- [AIM]
Whenever a line below holds the word "Heart", copy that line.
============================================================
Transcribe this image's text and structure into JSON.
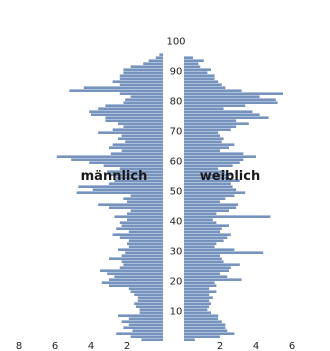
{
  "chart_data": {
    "type": "bar",
    "orientation": "horizontal-pyramid",
    "age_ticks": [
      "10",
      "20",
      "30",
      "40",
      "50",
      "60",
      "70",
      "80",
      "90",
      "100"
    ],
    "x_ticks_left": [
      "8",
      "6",
      "4",
      "2"
    ],
    "x_ticks_right": [
      "2",
      "4",
      "6"
    ],
    "xlim_left": [
      0,
      8
    ],
    "xlim_right": [
      0,
      6
    ],
    "ylim": [
      0,
      100
    ],
    "labels": {
      "left": "männlich",
      "right": "weiblich"
    },
    "color": "#7593bd",
    "series": [
      {
        "name": "männlich",
        "values": [
          1.2,
          1.8,
          2.6,
          1.7,
          2.2,
          1.9,
          2.3,
          1.9,
          2.5,
          1.3,
          1.3,
          1.5,
          1.6,
          1.4,
          1.4,
          1.6,
          1.8,
          1.9,
          3.0,
          3.4,
          3.0,
          2.7,
          3.1,
          3.5,
          2.4,
          2.2,
          2.3,
          3.0,
          2.3,
          2.1,
          2.5,
          1.9,
          2.0,
          1.9,
          2.4,
          2.8,
          1.9,
          2.6,
          2.3,
          2.4,
          2.0,
          2.7,
          2.0,
          1.8,
          3.0,
          3.6,
          2.0,
          2.2,
          1.8,
          4.8,
          3.9,
          4.7,
          3.0,
          2.7,
          2.6,
          3.0,
          3.1,
          2.4,
          3.3,
          4.1,
          5.1,
          5.9,
          2.9,
          2.3,
          3.0,
          2.8,
          2.1,
          2.5,
          2.3,
          3.6,
          2.8,
          2.2,
          2.5,
          3.2,
          3.2,
          4.0,
          4.1,
          3.6,
          3.2,
          2.2,
          2.1,
          1.8,
          2.4,
          5.2,
          4.4,
          2.4,
          2.8,
          2.4,
          2.4,
          2.2,
          2.2,
          1.8,
          1.1,
          0.8,
          0.4,
          0.2,
          0.0,
          0.0,
          0.0,
          0.0
        ]
      },
      {
        "name": "weiblich",
        "values": [
          0.6,
          2.0,
          2.8,
          2.4,
          2.3,
          2.3,
          2.1,
          1.9,
          1.9,
          1.5,
          1.3,
          1.4,
          1.5,
          1.4,
          1.6,
          1.4,
          1.8,
          1.4,
          1.8,
          1.7,
          3.2,
          2.4,
          2.0,
          2.5,
          2.6,
          3.1,
          2.2,
          2.1,
          2.0,
          4.4,
          2.8,
          1.7,
          1.8,
          2.2,
          2.4,
          2.6,
          2.0,
          2.1,
          2.5,
          1.8,
          1.6,
          4.8,
          1.8,
          2.5,
          2.9,
          3.0,
          2.0,
          2.3,
          2.8,
          3.4,
          2.9,
          2.7,
          2.6,
          3.1,
          2.5,
          2.6,
          2.3,
          1.9,
          2.7,
          3.1,
          3.3,
          4.0,
          3.3,
          2.0,
          2.5,
          2.8,
          2.1,
          2.2,
          2.0,
          1.9,
          2.6,
          2.9,
          3.6,
          2.9,
          4.7,
          4.2,
          3.8,
          2.2,
          3.4,
          5.2,
          5.1,
          4.2,
          5.5,
          3.2,
          2.3,
          2.1,
          1.9,
          1.7,
          1.7,
          1.3,
          1.5,
          0.9,
          0.8,
          1.1,
          0.5,
          0.0,
          0.0,
          0.0,
          0.0,
          0.0
        ]
      }
    ]
  }
}
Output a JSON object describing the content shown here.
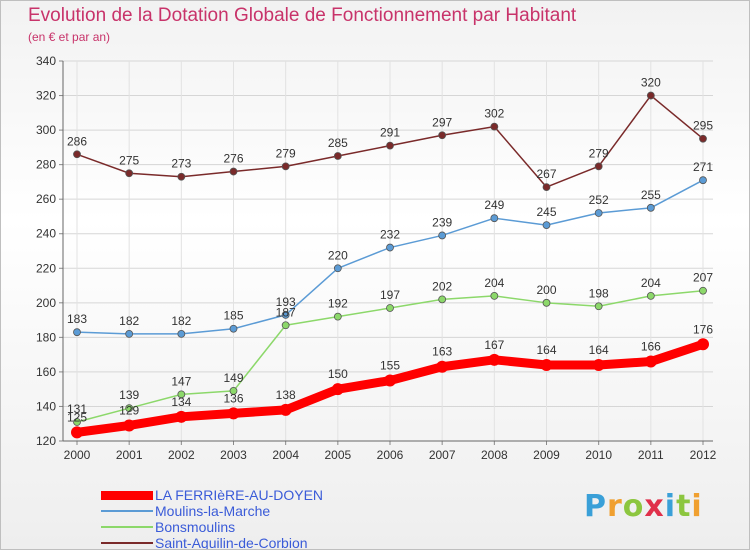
{
  "header": {
    "title": "Evolution de la Dotation Globale de Fonctionnement par Habitant",
    "subtitle": "(en € et par an)"
  },
  "logo": {
    "text": "Proxiti",
    "colors": [
      "#3aa0d8",
      "#f0a030",
      "#8cc63f",
      "#e0304a",
      "#3aa0d8",
      "#8cc63f",
      "#f0a030"
    ]
  },
  "chart_data": {
    "type": "line",
    "x": [
      "2000",
      "2001",
      "2002",
      "2003",
      "2004",
      "2005",
      "2006",
      "2007",
      "2008",
      "2009",
      "2010",
      "2011",
      "2012"
    ],
    "ylim": [
      120,
      340
    ],
    "yticks": [
      120,
      140,
      160,
      180,
      200,
      220,
      240,
      260,
      280,
      300,
      320,
      340
    ],
    "grid": true,
    "legend_position": "bottom-left",
    "series": [
      {
        "name": "LA FERRIèRE-AU-DOYEN",
        "color": "#ff0000",
        "values": [
          125,
          129,
          134,
          136,
          138,
          150,
          155,
          163,
          167,
          164,
          164,
          166,
          176
        ]
      },
      {
        "name": "Moulins-la-Marche",
        "color": "#5b9bd5",
        "values": [
          183,
          182,
          182,
          185,
          193,
          220,
          232,
          239,
          249,
          245,
          252,
          255,
          271
        ]
      },
      {
        "name": "Bonsmoulins",
        "color": "#8cd86a",
        "values": [
          131,
          139,
          147,
          149,
          187,
          192,
          197,
          202,
          204,
          200,
          198,
          204,
          207
        ]
      },
      {
        "name": "Saint-Aquilin-de-Corbion",
        "color": "#7a2a2a",
        "values": [
          286,
          275,
          273,
          276,
          279,
          285,
          291,
          297,
          302,
          267,
          279,
          320,
          295
        ]
      }
    ]
  }
}
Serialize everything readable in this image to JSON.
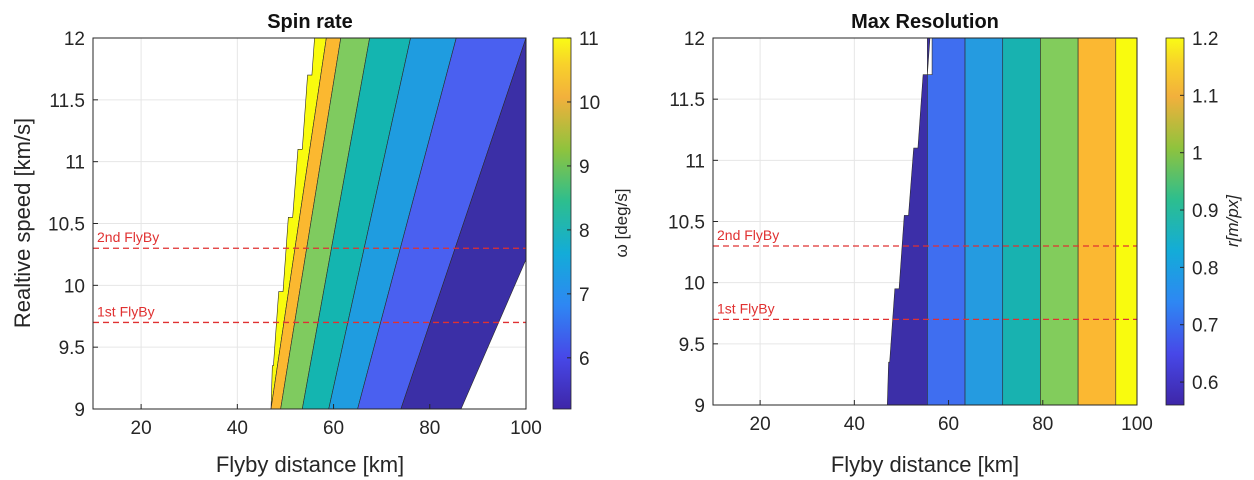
{
  "chart_data": [
    {
      "type": "contourf",
      "title": "Spin rate",
      "xlabel": "Flyby distance [km]",
      "ylabel": "Realtive speed [km/s]",
      "xlim": [
        10,
        100
      ],
      "ylim": [
        9,
        12
      ],
      "xticks": [
        "20",
        "40",
        "60",
        "80",
        "100"
      ],
      "xtick_values": [
        20,
        40,
        60,
        80,
        100
      ],
      "yticks": [
        "9",
        "9.5",
        "10",
        "10.5",
        "11",
        "11.5",
        "12"
      ],
      "ytick_values": [
        9,
        9.5,
        10,
        10.5,
        11,
        11.5,
        12
      ],
      "grid": true,
      "colorbar": {
        "label": "ω [deg/s]",
        "range": [
          5.2,
          11
        ],
        "ticks": [
          "6",
          "7",
          "8",
          "9",
          "10",
          "11"
        ],
        "tick_values": [
          6,
          7,
          8,
          9,
          10,
          11
        ]
      },
      "levels": [
        {
          "range": "11+",
          "color": "#f9fb0e",
          "boundary_x_at_ymin": 47,
          "boundary_x_at_ymax": 58.5
        },
        {
          "range": "10-11",
          "color": "#fbb830",
          "boundary_x_at_ymin": 49,
          "boundary_x_at_ymax": 61.5
        },
        {
          "range": "9-10",
          "color": "#7fcb5f",
          "boundary_x_at_ymin": 53.5,
          "boundary_x_at_ymax": 67.5
        },
        {
          "range": "8-9",
          "color": "#14b5b0",
          "boundary_x_at_ymin": 59,
          "boundary_x_at_ymax": 76
        },
        {
          "range": "7-8",
          "color": "#1f9ce0",
          "boundary_x_at_ymin": 65,
          "boundary_x_at_ymax": 85.5
        },
        {
          "range": "6-7",
          "color": "#4a60f0",
          "boundary_x_at_ymin": 74,
          "boundary_x_at_ymax": 100
        },
        {
          "range": "<6",
          "color": "#3b2fa6",
          "boundary_x_at_ymin": 86.5,
          "boundary_x_at_ymax": 120
        }
      ],
      "feasible_left_boundary": [
        {
          "x": 47,
          "y": 9
        },
        {
          "x": 47.5,
          "y": 9.35
        },
        {
          "x": 49.5,
          "y": 9.95
        },
        {
          "x": 51.5,
          "y": 10.55
        },
        {
          "x": 53.5,
          "y": 11.1
        },
        {
          "x": 55.5,
          "y": 11.7
        },
        {
          "x": 56.5,
          "y": 12
        }
      ],
      "reference_lines": [
        {
          "label": "2nd FlyBy",
          "y": 10.3,
          "color": "#e03131"
        },
        {
          "label": "1st FlyBy",
          "y": 9.7,
          "color": "#e03131"
        }
      ]
    },
    {
      "type": "contourf",
      "title": "Max Resolution",
      "xlabel": "Flyby distance [km]",
      "ylabel": "",
      "xlim": [
        10,
        100
      ],
      "ylim": [
        9,
        12
      ],
      "xticks": [
        "20",
        "40",
        "60",
        "80",
        "100"
      ],
      "xtick_values": [
        20,
        40,
        60,
        80,
        100
      ],
      "yticks": [
        "9",
        "9.5",
        "10",
        "10.5",
        "11",
        "11.5",
        "12"
      ],
      "ytick_values": [
        9,
        9.5,
        10,
        10.5,
        11,
        11.5,
        12
      ],
      "grid": true,
      "colorbar": {
        "label": "r[m/px]",
        "range": [
          0.56,
          1.2
        ],
        "ticks": [
          "0.6",
          "0.7",
          "0.8",
          "0.9",
          "1",
          "1.1",
          "1.2"
        ],
        "tick_values": [
          0.6,
          0.7,
          0.8,
          0.9,
          1.0,
          1.1,
          1.2
        ]
      },
      "bands": [
        {
          "x_start": 47,
          "x_end": 55.5,
          "color": "#3c2fa8"
        },
        {
          "x_start": 55.5,
          "x_end": 63.5,
          "color": "#3f6ef0"
        },
        {
          "x_start": 63.5,
          "x_end": 71.5,
          "color": "#259be0"
        },
        {
          "x_start": 71.5,
          "x_end": 79.5,
          "color": "#18b2b0"
        },
        {
          "x_start": 79.5,
          "x_end": 87.5,
          "color": "#82cc5c"
        },
        {
          "x_start": 87.5,
          "x_end": 95.5,
          "color": "#fbb832"
        },
        {
          "x_start": 95.5,
          "x_end": 100,
          "color": "#f9fb0e"
        }
      ],
      "feasible_left_boundary": [
        {
          "x": 47,
          "y": 9
        },
        {
          "x": 47.5,
          "y": 9.35
        },
        {
          "x": 49.5,
          "y": 9.95
        },
        {
          "x": 51.5,
          "y": 10.55
        },
        {
          "x": 53.5,
          "y": 11.1
        },
        {
          "x": 55.5,
          "y": 11.7
        },
        {
          "x": 56.5,
          "y": 12
        }
      ],
      "reference_lines": [
        {
          "label": "2nd FlyBy",
          "y": 10.3,
          "color": "#e03131"
        },
        {
          "label": "1st FlyBy",
          "y": 9.7,
          "color": "#e03131"
        }
      ]
    }
  ]
}
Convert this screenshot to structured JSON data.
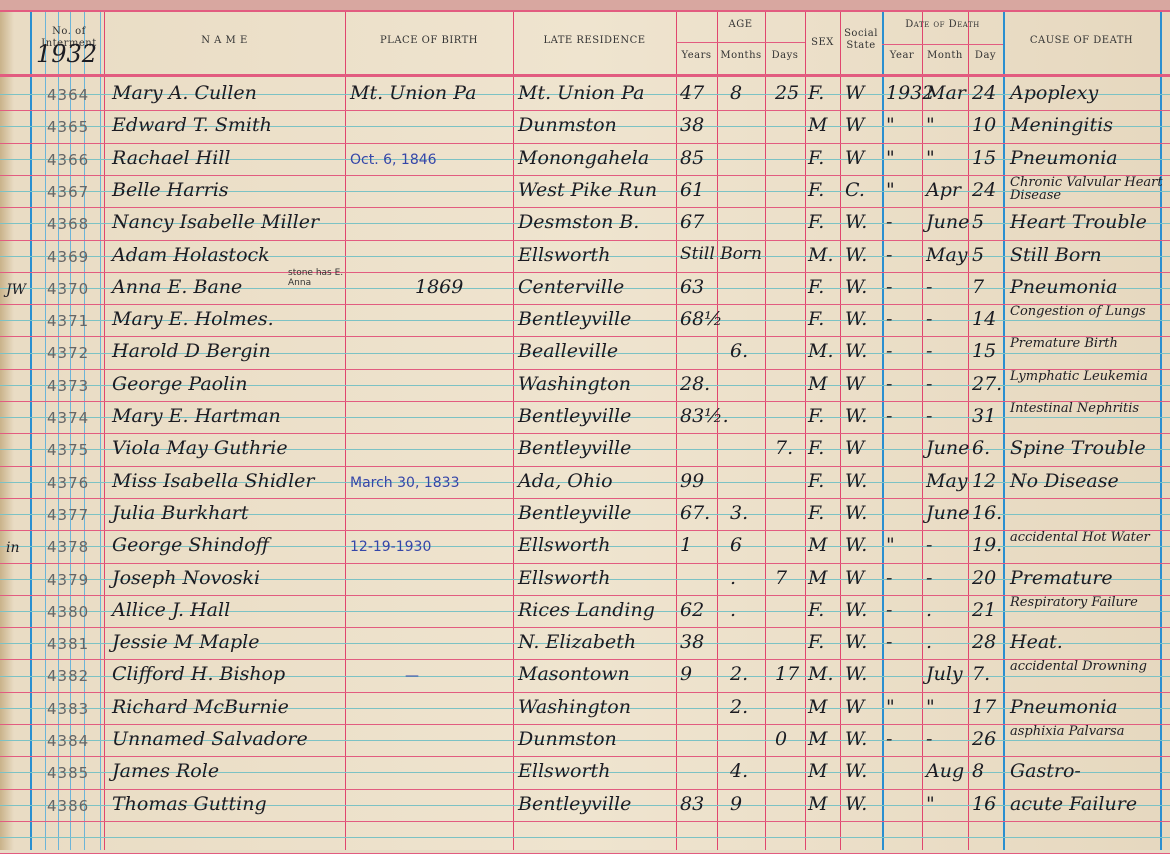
{
  "headers": {
    "no_of_interment": "No. of Interment",
    "name": "N A M E",
    "place_of_birth": "PLACE OF BIRTH",
    "late_residence": "LATE RESIDENCE",
    "age": "AGE",
    "years": "Years",
    "months": "Months",
    "days": "Days",
    "sex": "SEX",
    "social_state": "Social State",
    "date_of_death": "Date of Death",
    "year": "Year",
    "month": "Month",
    "day": "Day",
    "cause_of_death": "CAUSE OF DEATH"
  },
  "year_mark": "1932",
  "rows": [
    {
      "no": "4364",
      "name": "Mary A. Cullen",
      "birth": "Mt. Union Pa",
      "residence": "Mt. Union Pa",
      "years": "47",
      "months": "8",
      "days": "25",
      "sex": "F.",
      "state": "W",
      "year": "1932",
      "month": "Mar",
      "day": "24",
      "cause": "Apoplexy"
    },
    {
      "no": "4365",
      "name": "Edward T. Smith",
      "birth": "",
      "residence": "Dunmston",
      "years": "38",
      "months": "",
      "days": "",
      "sex": "M",
      "state": "W",
      "year": "\"",
      "month": "\"",
      "day": "10",
      "cause": "Meningitis"
    },
    {
      "no": "4366",
      "name": "Rachael Hill",
      "birth": "Oct. 6, 1846",
      "residence": "Monongahela",
      "years": "85",
      "months": "",
      "days": "",
      "sex": "F.",
      "state": "W",
      "year": "\"",
      "month": "\"",
      "day": "15",
      "cause": "Pneumonia"
    },
    {
      "no": "4367",
      "name": "Belle Harris",
      "birth": "",
      "residence": "West Pike Run",
      "years": "61",
      "months": "",
      "days": "",
      "sex": "F.",
      "state": "C.",
      "year": "\"",
      "month": "Apr",
      "day": "24",
      "cause": "Chronic Valvular Heart Disease"
    },
    {
      "no": "4368",
      "name": "Nancy Isabelle Miller",
      "birth": "",
      "residence": "Desmston B.",
      "years": "67",
      "months": "",
      "days": "",
      "sex": "F.",
      "state": "W.",
      "year": "-",
      "month": "June",
      "day": "5",
      "cause": "Heart Trouble"
    },
    {
      "no": "4369",
      "name": "Adam Holastock",
      "birth": "",
      "residence": "Ellsworth",
      "years": "Still Born",
      "months": "",
      "days": "",
      "sex": "M.",
      "state": "W.",
      "year": "-",
      "month": "May",
      "day": "5",
      "cause": "Still Born"
    },
    {
      "no": "4370",
      "name": "Anna E. Bane",
      "birth": "1869",
      "residence": "Centerville",
      "years": "63",
      "months": "",
      "days": "",
      "sex": "F.",
      "state": "W.",
      "year": "-",
      "month": "-",
      "day": "7",
      "cause": "Pneumonia",
      "margin": "JW",
      "note": "stone has E. Anna"
    },
    {
      "no": "4371",
      "name": "Mary E. Holmes.",
      "birth": "",
      "residence": "Bentleyville",
      "years": "68½",
      "months": "",
      "days": "",
      "sex": "F.",
      "state": "W.",
      "year": "-",
      "month": "-",
      "day": "14",
      "cause": "Congestion of Lungs"
    },
    {
      "no": "4372",
      "name": "Harold D Bergin",
      "birth": "",
      "residence": "Bealleville",
      "years": "",
      "months": "6.",
      "days": "",
      "sex": "M.",
      "state": "W.",
      "year": "-",
      "month": "-",
      "day": "15",
      "cause": "Premature Birth"
    },
    {
      "no": "4373",
      "name": "George Paolin",
      "birth": "",
      "residence": "Washington",
      "years": "28.",
      "months": "",
      "days": "",
      "sex": "M",
      "state": "W",
      "year": "-",
      "month": "-",
      "day": "27.",
      "cause": "Lymphatic Leukemia"
    },
    {
      "no": "4374",
      "name": "Mary E. Hartman",
      "birth": "",
      "residence": "Bentleyville",
      "years": "83½.",
      "months": "",
      "days": "",
      "sex": "F.",
      "state": "W.",
      "year": "-",
      "month": "-",
      "day": "31",
      "cause": "Intestinal Nephritis"
    },
    {
      "no": "4375",
      "name": "Viola May Guthrie",
      "birth": "",
      "residence": "Bentleyville",
      "years": "",
      "months": "",
      "days": "7.",
      "sex": "F.",
      "state": "W",
      "year": "",
      "month": "June",
      "day": "6.",
      "cause": "Spine Trouble"
    },
    {
      "no": "4376",
      "name": "Miss Isabella Shidler",
      "birth": "March 30, 1833",
      "residence": "Ada, Ohio",
      "years": "99",
      "months": "",
      "days": "",
      "sex": "F.",
      "state": "W.",
      "year": "",
      "month": "May",
      "day": "12",
      "cause": "No Disease"
    },
    {
      "no": "4377",
      "name": "Julia Burkhart",
      "birth": "",
      "residence": "Bentleyville",
      "years": "67.",
      "months": "3.",
      "days": "",
      "sex": "F.",
      "state": "W.",
      "year": "",
      "month": "June",
      "day": "16.",
      "cause": ""
    },
    {
      "no": "4378",
      "name": "George Shindoff",
      "birth": "12-19-1930",
      "residence": "Ellsworth",
      "years": "1",
      "months": "6",
      "days": "",
      "sex": "M",
      "state": "W.",
      "year": "\"",
      "month": "-",
      "day": "19.",
      "cause": "accidental Hot Water",
      "margin": "in"
    },
    {
      "no": "4379",
      "name": "Joseph Novoski",
      "birth": "",
      "residence": "Ellsworth",
      "years": "",
      "months": ".",
      "days": "7",
      "sex": "M",
      "state": "W",
      "year": "-",
      "month": "-",
      "day": "20",
      "cause": "Premature"
    },
    {
      "no": "4380",
      "name": "Allice J. Hall",
      "birth": "",
      "residence": "Rices Landing",
      "years": "62",
      "months": ".",
      "days": "",
      "sex": "F.",
      "state": "W.",
      "year": "-",
      "month": ".",
      "day": "21",
      "cause": "Respiratory Failure"
    },
    {
      "no": "4381",
      "name": "Jessie M Maple",
      "birth": "",
      "residence": "N. Elizabeth",
      "years": "38",
      "months": "",
      "days": "",
      "sex": "F.",
      "state": "W.",
      "year": "-",
      "month": ".",
      "day": "28",
      "cause": "Heat."
    },
    {
      "no": "4382",
      "name": "Clifford H. Bishop",
      "birth": "—",
      "residence": "Masontown",
      "years": "9",
      "months": "2.",
      "days": "17",
      "sex": "M.",
      "state": "W.",
      "year": "",
      "month": "July",
      "day": "7.",
      "cause": "accidental Drowning"
    },
    {
      "no": "4383",
      "name": "Richard McBurnie",
      "birth": "",
      "residence": "Washington",
      "years": "",
      "months": "2.",
      "days": "",
      "sex": "M",
      "state": "W",
      "year": "\"",
      "month": "\"",
      "day": "17",
      "cause": "Pneumonia"
    },
    {
      "no": "4384",
      "name": "Unnamed Salvadore",
      "birth": "",
      "residence": "Dunmston",
      "years": "",
      "months": "",
      "days": "0",
      "sex": "M",
      "state": "W.",
      "year": "-",
      "month": "-",
      "day": "26",
      "cause": "asphixia Palvarsa"
    },
    {
      "no": "4385",
      "name": "James Role",
      "birth": "",
      "residence": "Ellsworth",
      "years": "",
      "months": "4.",
      "days": "",
      "sex": "M",
      "state": "W.",
      "year": "",
      "month": "Aug",
      "day": "8",
      "cause": "Gastro-"
    },
    {
      "no": "4386",
      "name": "Thomas Gutting",
      "birth": "",
      "residence": "Bentleyville",
      "years": "83",
      "months": "9",
      "days": "",
      "sex": "M",
      "state": "W.",
      "year": "",
      "month": "\"",
      "day": "16",
      "cause": "acute Failure"
    }
  ]
}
============================================================
- [ANSWER TO THE TASK]
      "cause": "Chronic Valvular Heart Disease"
      "cause": "Heart Trouble"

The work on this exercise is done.